── AVAILABLE RECORDS
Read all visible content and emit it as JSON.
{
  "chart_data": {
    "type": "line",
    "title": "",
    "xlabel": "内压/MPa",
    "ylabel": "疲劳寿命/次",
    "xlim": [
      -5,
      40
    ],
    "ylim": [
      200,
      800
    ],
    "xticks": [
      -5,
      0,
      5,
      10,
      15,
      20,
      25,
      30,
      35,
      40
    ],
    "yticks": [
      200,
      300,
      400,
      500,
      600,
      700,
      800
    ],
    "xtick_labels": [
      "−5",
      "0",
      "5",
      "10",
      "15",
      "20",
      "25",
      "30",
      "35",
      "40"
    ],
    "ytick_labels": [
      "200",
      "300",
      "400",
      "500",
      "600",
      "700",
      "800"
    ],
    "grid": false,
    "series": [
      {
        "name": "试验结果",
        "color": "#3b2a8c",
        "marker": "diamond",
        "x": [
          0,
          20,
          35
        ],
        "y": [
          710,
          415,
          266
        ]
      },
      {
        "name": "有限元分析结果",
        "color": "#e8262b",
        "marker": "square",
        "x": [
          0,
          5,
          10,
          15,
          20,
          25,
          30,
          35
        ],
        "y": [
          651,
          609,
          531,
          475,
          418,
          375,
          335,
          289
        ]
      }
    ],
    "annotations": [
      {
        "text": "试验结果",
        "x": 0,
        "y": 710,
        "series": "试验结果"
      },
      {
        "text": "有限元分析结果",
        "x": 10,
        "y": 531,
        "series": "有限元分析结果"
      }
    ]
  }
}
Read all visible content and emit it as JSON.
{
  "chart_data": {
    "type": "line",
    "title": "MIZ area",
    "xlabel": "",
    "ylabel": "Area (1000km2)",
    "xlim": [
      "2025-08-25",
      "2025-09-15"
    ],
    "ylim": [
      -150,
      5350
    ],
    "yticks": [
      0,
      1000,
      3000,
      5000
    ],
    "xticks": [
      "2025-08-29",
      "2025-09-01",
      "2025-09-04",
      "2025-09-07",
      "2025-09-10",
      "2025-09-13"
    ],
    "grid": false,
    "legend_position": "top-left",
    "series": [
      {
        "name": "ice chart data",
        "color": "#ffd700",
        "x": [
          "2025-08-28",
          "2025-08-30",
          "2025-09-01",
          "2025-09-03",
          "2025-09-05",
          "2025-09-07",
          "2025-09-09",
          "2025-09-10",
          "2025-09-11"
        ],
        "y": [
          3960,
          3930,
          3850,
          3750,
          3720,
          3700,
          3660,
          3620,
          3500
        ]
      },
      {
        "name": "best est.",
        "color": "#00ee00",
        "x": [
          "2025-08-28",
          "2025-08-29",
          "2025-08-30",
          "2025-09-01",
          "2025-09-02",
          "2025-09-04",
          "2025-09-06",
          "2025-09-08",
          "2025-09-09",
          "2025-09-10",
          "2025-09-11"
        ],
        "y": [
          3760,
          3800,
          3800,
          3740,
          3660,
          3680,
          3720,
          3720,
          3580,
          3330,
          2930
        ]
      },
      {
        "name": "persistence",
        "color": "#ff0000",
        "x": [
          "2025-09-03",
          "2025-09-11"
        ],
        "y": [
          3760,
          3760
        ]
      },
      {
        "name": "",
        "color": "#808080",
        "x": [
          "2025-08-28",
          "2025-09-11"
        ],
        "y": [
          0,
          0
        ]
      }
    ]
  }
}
────
SHORT TASK
Copy every line of the material, please, keeping it exactly the same.

THE RESPONSE
Read all visible content and emit it as JSON.
{
  "chart_data": {
    "type": "line",
    "title": "",
    "xlabel": "内压/MPa",
    "ylabel": "疲劳寿命/次",
    "xlim": [
      -5,
      40
    ],
    "ylim": [
      200,
      800
    ],
    "xticks": [
      -5,
      0,
      5,
      10,
      15,
      20,
      25,
      30,
      35,
      40
    ],
    "yticks": [
      200,
      300,
      400,
      500,
      600,
      700,
      800
    ],
    "xtick_labels": [
      "−5",
      "0",
      "5",
      "10",
      "15",
      "20",
      "25",
      "30",
      "35",
      "40"
    ],
    "ytick_labels": [
      "200",
      "300",
      "400",
      "500",
      "600",
      "700",
      "800"
    ],
    "grid": false,
    "series": [
      {
        "name": "试验结果",
        "color": "#3b2a8c",
        "marker": "diamond",
        "x": [
          0,
          20,
          35
        ],
        "y": [
          710,
          415,
          266
        ]
      },
      {
        "name": "有限元分析结果",
        "color": "#e8262b",
        "marker": "square",
        "x": [
          0,
          5,
          10,
          15,
          20,
          25,
          30,
          35
        ],
        "y": [
          651,
          609,
          531,
          475,
          418,
          375,
          335,
          289
        ]
      }
    ],
    "annotations": [
      {
        "text": "试验结果",
        "x": 0,
        "y": 710,
        "series": "试验结果"
      },
      {
        "text": "有限元分析结果",
        "x": 10,
        "y": 531,
        "series": "有限元分析结果"
      }
    ]
  }
}
Read all visible content and emit it as JSON.
{
  "chart_data": {
    "type": "line",
    "title": "MIZ area",
    "xlabel": "",
    "ylabel": "Area (1000km2)",
    "xlim": [
      "2025-08-25",
      "2025-09-15"
    ],
    "ylim": [
      -150,
      5350
    ],
    "yticks": [
      0,
      1000,
      3000,
      5000
    ],
    "xticks": [
      "2025-08-29",
      "2025-09-01",
      "2025-09-04",
      "2025-09-07",
      "2025-09-10",
      "2025-09-13"
    ],
    "grid": false,
    "legend_position": "top-left",
    "series": [
      {
        "name": "ice chart data",
        "color": "#ffd700",
        "x": [
          "2025-08-28",
          "2025-08-30",
          "2025-09-01",
          "2025-09-03",
          "2025-09-05",
          "2025-09-07",
          "2025-09-09",
          "2025-09-10",
          "2025-09-11"
        ],
        "y": [
          3960,
          3930,
          3850,
          3750,
          3720,
          3700,
          3660,
          3620,
          3500
        ]
      },
      {
        "name": "best est.",
        "color": "#00ee00",
        "x": [
          "2025-08-28",
          "2025-08-29",
          "2025-08-30",
          "2025-09-01",
          "2025-09-02",
          "2025-09-04",
          "2025-09-06",
          "2025-09-08",
          "2025-09-09",
          "2025-09-10",
          "2025-09-11"
        ],
        "y": [
          3760,
          3800,
          3800,
          3740,
          3660,
          3680,
          3720,
          3720,
          3580,
          3330,
          2930
        ]
      },
      {
        "name": "persistence",
        "color": "#ff0000",
        "x": [
          "2025-09-03",
          "2025-09-11"
        ],
        "y": [
          3760,
          3760
        ]
      },
      {
        "name": "",
        "color": "#808080",
        "x": [
          "2025-08-28",
          "2025-09-11"
        ],
        "y": [
          0,
          0
        ]
      }
    ]
  }
}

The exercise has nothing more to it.